*GOAL:*
Reply with one number: how many lines contain the word "employment".

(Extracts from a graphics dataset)
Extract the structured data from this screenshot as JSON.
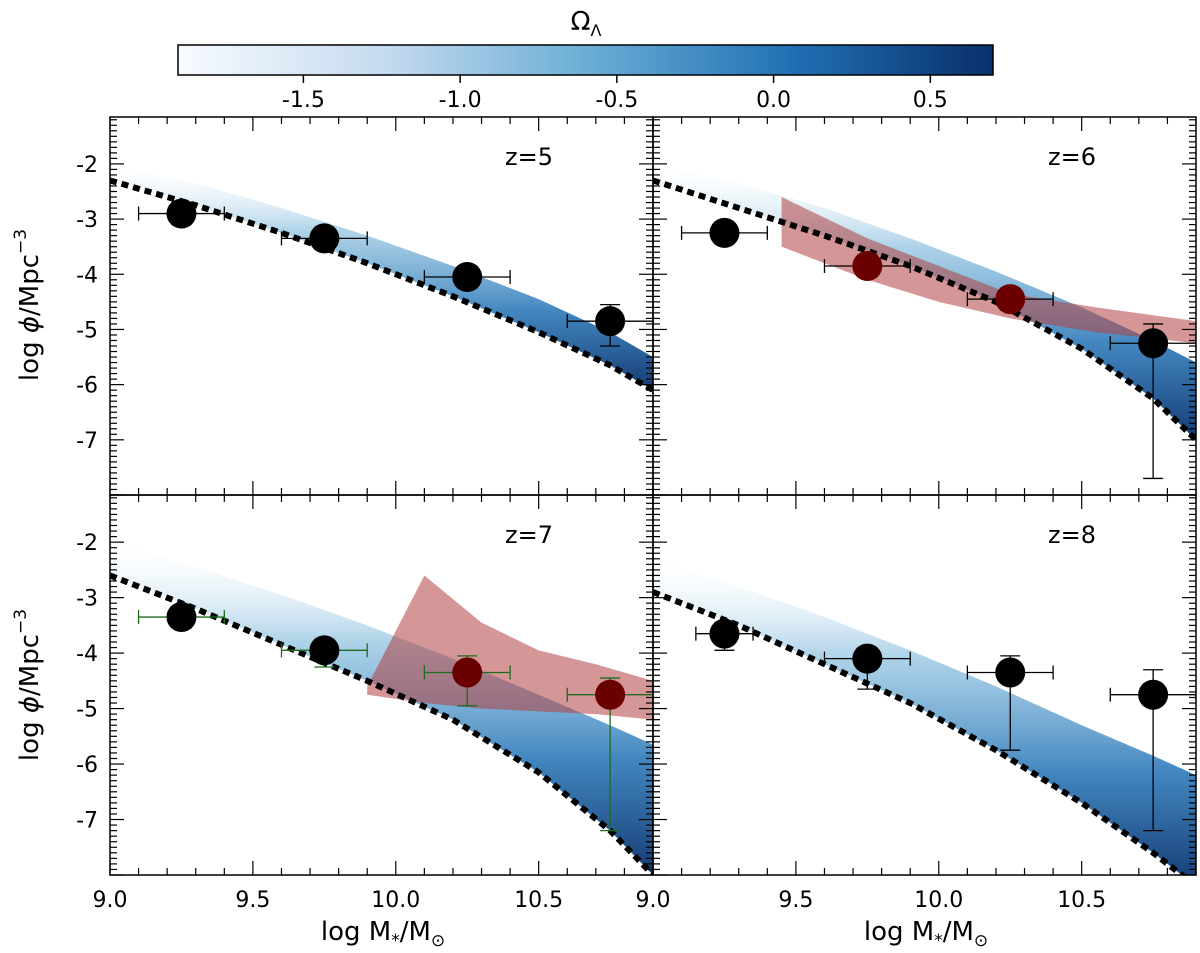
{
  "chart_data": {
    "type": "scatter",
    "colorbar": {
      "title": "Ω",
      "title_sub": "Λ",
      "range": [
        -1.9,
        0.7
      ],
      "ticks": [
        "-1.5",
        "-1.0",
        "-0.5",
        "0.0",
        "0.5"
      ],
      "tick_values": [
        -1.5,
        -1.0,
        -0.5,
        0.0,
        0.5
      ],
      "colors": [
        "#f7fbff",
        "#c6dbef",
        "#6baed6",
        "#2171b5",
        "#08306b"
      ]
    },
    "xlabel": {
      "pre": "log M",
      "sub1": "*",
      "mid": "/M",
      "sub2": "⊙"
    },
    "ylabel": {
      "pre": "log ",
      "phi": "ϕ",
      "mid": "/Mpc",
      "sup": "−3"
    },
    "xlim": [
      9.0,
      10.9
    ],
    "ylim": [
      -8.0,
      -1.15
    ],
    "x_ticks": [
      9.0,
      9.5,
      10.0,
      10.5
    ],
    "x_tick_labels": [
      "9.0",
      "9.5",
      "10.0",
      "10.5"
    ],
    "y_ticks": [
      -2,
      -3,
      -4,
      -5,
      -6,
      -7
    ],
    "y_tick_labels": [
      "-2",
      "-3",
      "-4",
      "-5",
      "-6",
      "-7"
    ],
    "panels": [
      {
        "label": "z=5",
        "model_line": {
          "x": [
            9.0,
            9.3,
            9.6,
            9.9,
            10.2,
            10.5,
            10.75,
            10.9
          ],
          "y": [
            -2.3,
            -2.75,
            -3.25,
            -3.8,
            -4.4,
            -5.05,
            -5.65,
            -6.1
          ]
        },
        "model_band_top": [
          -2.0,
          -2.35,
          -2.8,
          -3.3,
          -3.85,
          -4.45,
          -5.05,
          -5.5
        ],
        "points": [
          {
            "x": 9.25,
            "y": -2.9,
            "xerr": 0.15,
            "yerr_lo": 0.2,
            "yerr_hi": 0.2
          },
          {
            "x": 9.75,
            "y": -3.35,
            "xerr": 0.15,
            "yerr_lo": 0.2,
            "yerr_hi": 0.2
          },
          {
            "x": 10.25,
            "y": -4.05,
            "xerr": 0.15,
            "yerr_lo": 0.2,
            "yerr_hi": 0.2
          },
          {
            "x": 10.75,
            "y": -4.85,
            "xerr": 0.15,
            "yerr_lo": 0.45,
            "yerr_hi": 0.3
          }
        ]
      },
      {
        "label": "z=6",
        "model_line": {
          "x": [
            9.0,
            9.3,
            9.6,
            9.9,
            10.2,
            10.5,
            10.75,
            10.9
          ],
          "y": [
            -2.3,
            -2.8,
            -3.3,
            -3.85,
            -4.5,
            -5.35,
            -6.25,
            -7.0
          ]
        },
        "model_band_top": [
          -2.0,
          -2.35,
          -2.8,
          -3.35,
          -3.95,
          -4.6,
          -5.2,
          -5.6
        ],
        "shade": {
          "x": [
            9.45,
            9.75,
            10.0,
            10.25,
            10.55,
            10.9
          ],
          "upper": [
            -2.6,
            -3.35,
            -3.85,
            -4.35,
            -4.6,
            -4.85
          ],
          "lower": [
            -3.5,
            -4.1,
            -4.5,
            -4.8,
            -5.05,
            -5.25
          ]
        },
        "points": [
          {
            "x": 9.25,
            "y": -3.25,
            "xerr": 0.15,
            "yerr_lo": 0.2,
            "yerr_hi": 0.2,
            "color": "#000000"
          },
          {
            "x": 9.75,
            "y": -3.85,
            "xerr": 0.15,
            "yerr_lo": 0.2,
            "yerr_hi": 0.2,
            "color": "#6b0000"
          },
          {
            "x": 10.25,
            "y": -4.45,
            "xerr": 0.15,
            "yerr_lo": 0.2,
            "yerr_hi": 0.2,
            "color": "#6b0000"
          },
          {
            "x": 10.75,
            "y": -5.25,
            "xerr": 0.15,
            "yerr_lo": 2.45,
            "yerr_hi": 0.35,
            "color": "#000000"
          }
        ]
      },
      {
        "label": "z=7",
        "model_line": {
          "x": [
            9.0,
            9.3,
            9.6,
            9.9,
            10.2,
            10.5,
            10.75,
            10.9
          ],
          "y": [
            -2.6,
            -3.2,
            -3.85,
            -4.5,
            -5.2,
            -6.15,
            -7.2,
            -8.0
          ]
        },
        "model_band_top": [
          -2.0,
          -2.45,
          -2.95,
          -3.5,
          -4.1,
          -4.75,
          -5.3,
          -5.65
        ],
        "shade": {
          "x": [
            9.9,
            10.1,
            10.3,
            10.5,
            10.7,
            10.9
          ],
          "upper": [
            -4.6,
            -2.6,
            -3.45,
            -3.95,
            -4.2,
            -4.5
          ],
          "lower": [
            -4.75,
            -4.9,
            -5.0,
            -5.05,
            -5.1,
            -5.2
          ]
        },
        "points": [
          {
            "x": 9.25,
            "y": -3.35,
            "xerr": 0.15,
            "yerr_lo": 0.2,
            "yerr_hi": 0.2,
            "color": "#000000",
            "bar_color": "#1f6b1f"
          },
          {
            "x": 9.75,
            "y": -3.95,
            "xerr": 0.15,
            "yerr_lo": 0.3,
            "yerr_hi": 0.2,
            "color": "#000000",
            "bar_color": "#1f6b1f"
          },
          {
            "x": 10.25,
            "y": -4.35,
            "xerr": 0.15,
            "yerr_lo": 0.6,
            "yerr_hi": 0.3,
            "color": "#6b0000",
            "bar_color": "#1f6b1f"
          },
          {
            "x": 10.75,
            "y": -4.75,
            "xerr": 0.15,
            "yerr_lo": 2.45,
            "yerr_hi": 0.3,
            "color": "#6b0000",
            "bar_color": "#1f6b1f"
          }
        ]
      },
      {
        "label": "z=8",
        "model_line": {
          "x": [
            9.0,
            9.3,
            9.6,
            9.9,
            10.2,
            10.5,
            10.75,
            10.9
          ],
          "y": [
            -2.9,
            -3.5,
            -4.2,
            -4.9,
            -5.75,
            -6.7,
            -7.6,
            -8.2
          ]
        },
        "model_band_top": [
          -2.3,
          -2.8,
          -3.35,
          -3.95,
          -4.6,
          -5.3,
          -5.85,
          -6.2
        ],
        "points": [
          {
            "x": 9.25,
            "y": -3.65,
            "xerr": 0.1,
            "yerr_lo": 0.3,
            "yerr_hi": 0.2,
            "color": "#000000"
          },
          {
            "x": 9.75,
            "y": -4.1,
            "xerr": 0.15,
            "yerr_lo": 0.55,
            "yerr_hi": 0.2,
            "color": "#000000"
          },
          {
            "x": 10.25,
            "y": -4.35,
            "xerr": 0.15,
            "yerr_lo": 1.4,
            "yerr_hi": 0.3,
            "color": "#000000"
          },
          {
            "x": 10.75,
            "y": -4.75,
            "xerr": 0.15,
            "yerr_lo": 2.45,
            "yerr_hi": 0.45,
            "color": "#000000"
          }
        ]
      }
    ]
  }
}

---

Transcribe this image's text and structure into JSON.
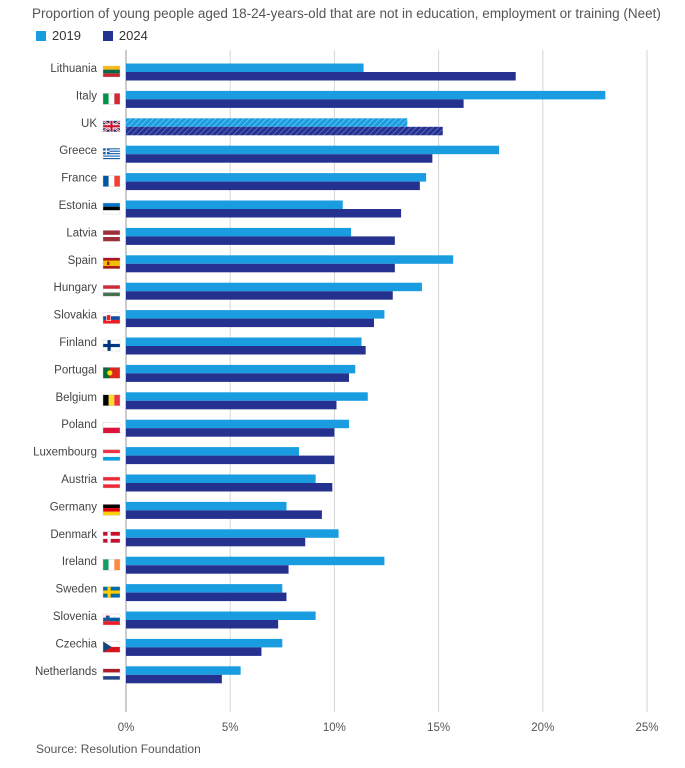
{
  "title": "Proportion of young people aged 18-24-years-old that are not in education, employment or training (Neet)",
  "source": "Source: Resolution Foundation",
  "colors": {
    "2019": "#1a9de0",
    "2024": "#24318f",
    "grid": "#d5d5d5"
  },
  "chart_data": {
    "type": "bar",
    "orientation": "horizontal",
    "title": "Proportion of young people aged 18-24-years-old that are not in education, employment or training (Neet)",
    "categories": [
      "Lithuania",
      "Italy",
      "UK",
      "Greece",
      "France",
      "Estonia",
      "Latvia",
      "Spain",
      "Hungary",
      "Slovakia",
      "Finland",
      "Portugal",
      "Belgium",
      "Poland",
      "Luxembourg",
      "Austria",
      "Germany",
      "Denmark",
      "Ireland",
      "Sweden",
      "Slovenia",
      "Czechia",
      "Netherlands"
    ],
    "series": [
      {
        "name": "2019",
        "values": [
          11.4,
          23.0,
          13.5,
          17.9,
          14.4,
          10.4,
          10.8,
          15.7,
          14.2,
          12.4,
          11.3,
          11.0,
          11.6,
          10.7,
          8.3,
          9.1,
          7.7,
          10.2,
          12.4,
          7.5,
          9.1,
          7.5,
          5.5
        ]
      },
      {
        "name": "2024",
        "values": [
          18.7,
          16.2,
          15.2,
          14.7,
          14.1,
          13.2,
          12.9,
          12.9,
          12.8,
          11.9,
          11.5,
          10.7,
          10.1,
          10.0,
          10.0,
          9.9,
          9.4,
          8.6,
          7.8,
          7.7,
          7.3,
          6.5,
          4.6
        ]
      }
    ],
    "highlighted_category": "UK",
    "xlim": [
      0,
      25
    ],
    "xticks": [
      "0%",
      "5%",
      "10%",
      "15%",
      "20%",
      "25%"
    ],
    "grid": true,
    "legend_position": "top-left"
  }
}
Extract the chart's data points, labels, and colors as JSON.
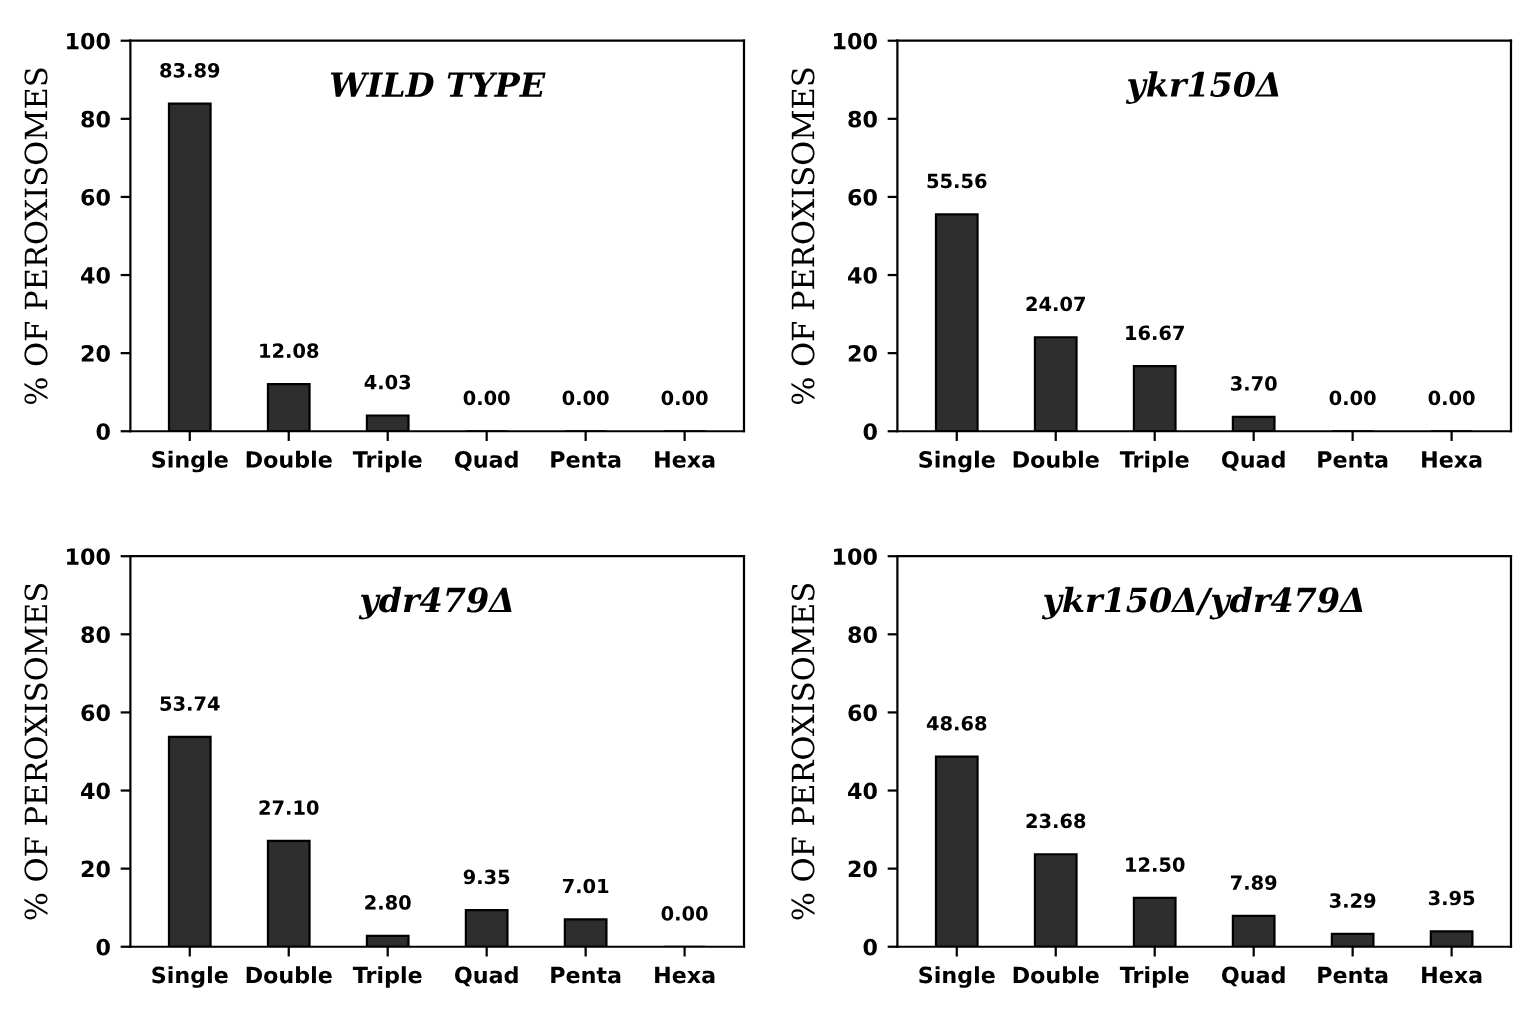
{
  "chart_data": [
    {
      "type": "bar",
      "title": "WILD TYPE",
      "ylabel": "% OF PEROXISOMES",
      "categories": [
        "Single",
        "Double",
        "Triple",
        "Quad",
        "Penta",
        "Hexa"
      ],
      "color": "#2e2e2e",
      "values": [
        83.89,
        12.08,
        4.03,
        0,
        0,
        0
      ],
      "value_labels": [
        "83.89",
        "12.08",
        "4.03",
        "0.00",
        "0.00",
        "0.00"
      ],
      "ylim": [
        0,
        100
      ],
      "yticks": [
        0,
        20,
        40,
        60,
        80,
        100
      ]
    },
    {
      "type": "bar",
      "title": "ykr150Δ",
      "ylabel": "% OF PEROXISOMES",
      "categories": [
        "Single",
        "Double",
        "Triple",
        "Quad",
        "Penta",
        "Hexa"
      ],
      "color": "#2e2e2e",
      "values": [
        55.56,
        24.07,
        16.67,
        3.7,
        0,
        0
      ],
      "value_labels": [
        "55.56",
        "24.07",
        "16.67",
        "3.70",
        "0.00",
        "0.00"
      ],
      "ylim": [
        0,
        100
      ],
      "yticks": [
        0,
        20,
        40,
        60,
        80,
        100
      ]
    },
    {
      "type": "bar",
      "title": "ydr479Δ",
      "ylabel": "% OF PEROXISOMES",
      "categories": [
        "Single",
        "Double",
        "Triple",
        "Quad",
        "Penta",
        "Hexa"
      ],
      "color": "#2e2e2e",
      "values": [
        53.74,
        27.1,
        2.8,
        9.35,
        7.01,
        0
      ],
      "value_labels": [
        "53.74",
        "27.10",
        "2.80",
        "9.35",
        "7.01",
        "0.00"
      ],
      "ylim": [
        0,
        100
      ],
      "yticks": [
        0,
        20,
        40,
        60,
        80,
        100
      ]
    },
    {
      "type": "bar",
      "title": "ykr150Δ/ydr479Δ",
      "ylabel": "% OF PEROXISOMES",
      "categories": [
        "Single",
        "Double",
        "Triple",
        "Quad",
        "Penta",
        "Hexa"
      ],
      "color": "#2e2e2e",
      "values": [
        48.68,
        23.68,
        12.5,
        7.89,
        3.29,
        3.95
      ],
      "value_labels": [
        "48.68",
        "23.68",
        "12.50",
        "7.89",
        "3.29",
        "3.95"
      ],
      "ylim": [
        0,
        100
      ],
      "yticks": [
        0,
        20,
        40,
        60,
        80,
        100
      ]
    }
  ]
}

*RESPONSE BELOW:*
2